(Data records)
· · · · · · ·

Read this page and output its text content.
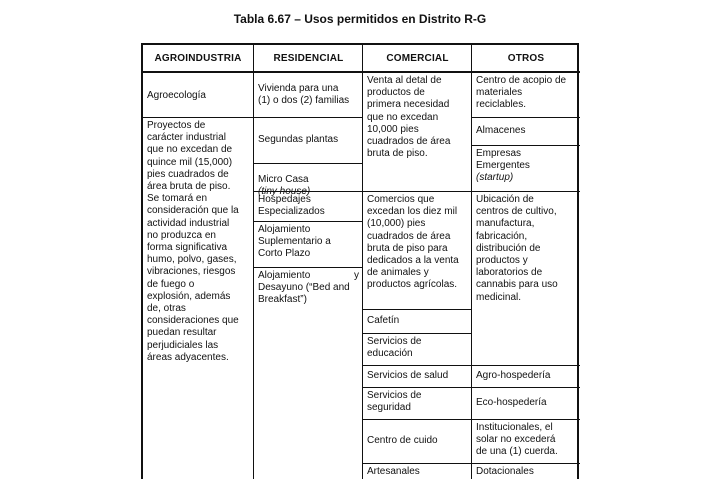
Tabla 6.67 – Usos permitidos en Distrito R-G
AGROINDUSTRIA
Agroecología
Proyectos de
carácter industrial
que no excedan de
quince mil (15,000)
pies cuadrados de
área bruta de piso.
Se tomará en
consideración que la
actividad industrial
no produzca en
forma significativa
humo, polvo, gases,
vibraciones, riesgos
de fuego o
explosión, además
de, otras
consideraciones que
puedan resultar
perjudiciales las
áreas adyacentes.
RESIDENCIAL
Vivienda para una
(1) o dos (2) familias
Segundas plantas
Micro Casa
(tiny house)
Hospedajes
Especializados
Alojamiento
Suplementario a
Corto Plazo
Alojamiento	y
Desayuno (“Bed and
Breakfast”)
COMERCIAL
Venta al detal de
productos de
primera necesidad
que no excedan
10,000 pies
cuadrados de área
bruta de piso.
Comercios que
excedan los diez mil
(10,000) pies
cuadrados de área
bruta de piso para
dedicados a la venta
de animales y
productos agrícolas.
Cafetín
Servicios de
educación
Servicios de salud
Servicios de
seguridad
Centro de cuido
Artesanales
OTROS
Centro de acopio de
materiales
reciclables.
Almacenes
Empresas
Emergentes
(startup)
Ubicación de
centros de cultivo,
manufactura,
fabricación,
distribución de
productos y
laboratorios de
cannabis para uso
medicinal.
Agro-hospedería
Eco-hospedería
Institucionales, el
solar no excederá
de una (1) cuerda.
Dotacionales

· · · · · · ·

▸ **SET TASK**
Pull out all lines in the data above that include "productos".

▸ **SOLUTION FOR THIS EXERCISE**
productos de
productos agrícolas.
productos y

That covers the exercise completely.